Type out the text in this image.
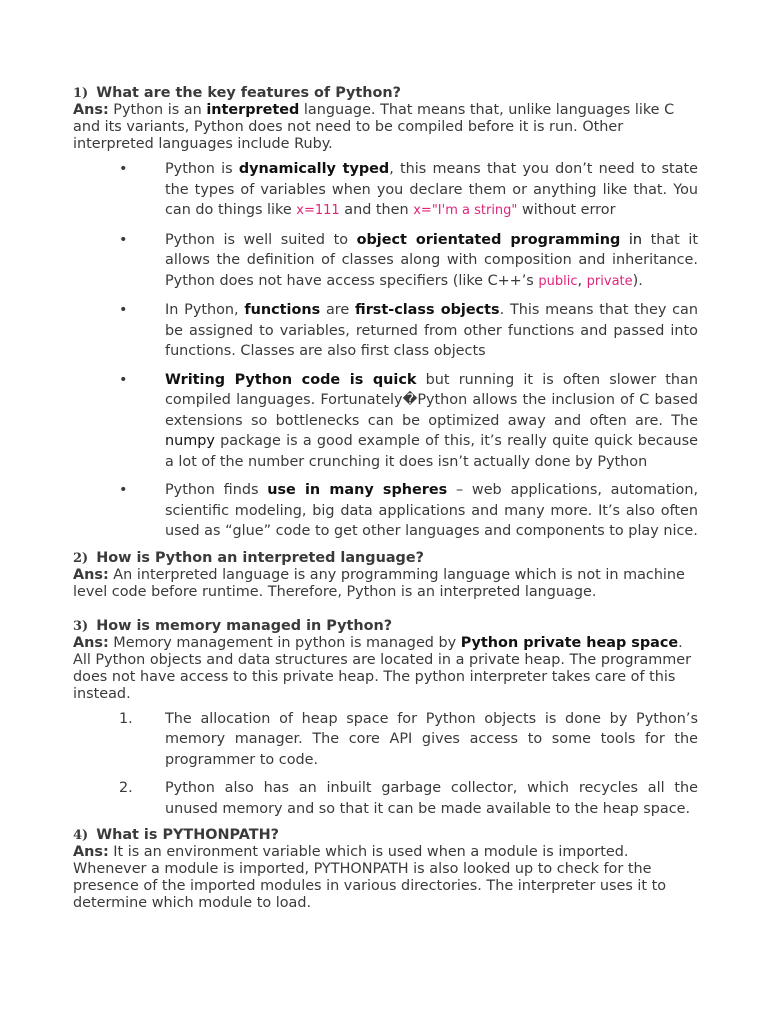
1) What are the key features of Python?

Ans: Python is an interpreted language. That means that, unlike languages like C and its variants, Python does not need to be compiled before it is run. Other interpreted languages include Ruby.

•	Python is dynamically typed, this means that you don’t need to state the types of variables when you declare them or anything like that. You can do things like x=111 and then x="I'm a string" without error
•	Python is well suited to object orientated programming in that it allows the definition of classes along with composition and inheritance. Python does not have access specifiers (like C++’s public, private).
•	In Python, functions are first-class objects. This means that they can be assigned to variables, returned from other functions and passed into functions. Classes are also first class objects
•	Writing Python code is quick but running it is often slower than compiled languages. Fortunately�Python allows the inclusion of C based extensions so bottlenecks can be optimized away and often are. The numpy package is a good example of this, it’s really quite quick because a lot of the number crunching it does isn’t actually done by Python
•	Python finds use in many spheres – web applications, automation, scientific modeling, big data applications and many more. It’s also often used as “glue” code to get other languages and components to play nice.

2) How is Python an interpreted language?

Ans: An interpreted language is any programming language which is not in machine level code before runtime. Therefore, Python is an interpreted language.

3) How is memory managed in Python?

Ans: Memory management in python is managed by Python private heap space. All Python objects and data structures are located in a private heap. The programmer does not have access to this private heap. The python interpreter takes care of this instead.

1.	The allocation of heap space for Python objects is done by Python’s memory manager. The core API gives access to some tools for the programmer to code.
2.	Python also has an inbuilt garbage collector, which recycles all the unused memory and so that it can be made available to the heap space.

4) What is PYTHONPATH?

Ans: It is an environment variable which is used when a module is imported. Whenever a module is imported, PYTHONPATH is also looked up to check for the presence of the imported modules in various directories. The interpreter uses it to determine which module to load.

□ □ □ □ □ □ □

Task directions
Leave out the pictures and copy everything else in the records word for word.

Reply to the exercise
Type out the text in this image.
1) What are the key features of Python?

Ans: Python is an interpreted language. That means that, unlike languages like C and its variants, Python does not need to be compiled before it is run. Other interpreted languages include Ruby.

•	Python is dynamically typed, this means that you don’t need to state the types of variables when you declare them or anything like that. You can do things like x=111 and then x="I'm a string" without error
•	Python is well suited to object orientated programming in that it allows the definition of classes along with composition and inheritance. Python does not have access specifiers (like C++’s public, private).
•	In Python, functions are first-class objects. This means that they can be assigned to variables, returned from other functions and passed into functions. Classes are also first class objects
•	Writing Python code is quick but running it is often slower than compiled languages. Fortunately�Python allows the inclusion of C based extensions so bottlenecks can be optimized away and often are. The numpy package is a good example of this, it’s really quite quick because a lot of the number crunching it does isn’t actually done by Python
•	Python finds use in many spheres – web applications, automation, scientific modeling, big data applications and many more. It’s also often used as “glue” code to get other languages and components to play nice.

2) How is Python an interpreted language?

Ans: An interpreted language is any programming language which is not in machine level code before runtime. Therefore, Python is an interpreted language.

3) How is memory managed in Python?

Ans: Memory management in python is managed by Python private heap space. All Python objects and data structures are located in a private heap. The programmer does not have access to this private heap. The python interpreter takes care of this instead.

1.	The allocation of heap space for Python objects is done by Python’s memory manager. The core API gives access to some tools for the programmer to code.
2.	Python also has an inbuilt garbage collector, which recycles all the unused memory and so that it can be made available to the heap space.

4) What is PYTHONPATH?

Ans: It is an environment variable which is used when a module is imported. Whenever a module is imported, PYTHONPATH is also looked up to check for the presence of the imported modules in various directories. The interpreter uses it to determine which module to load.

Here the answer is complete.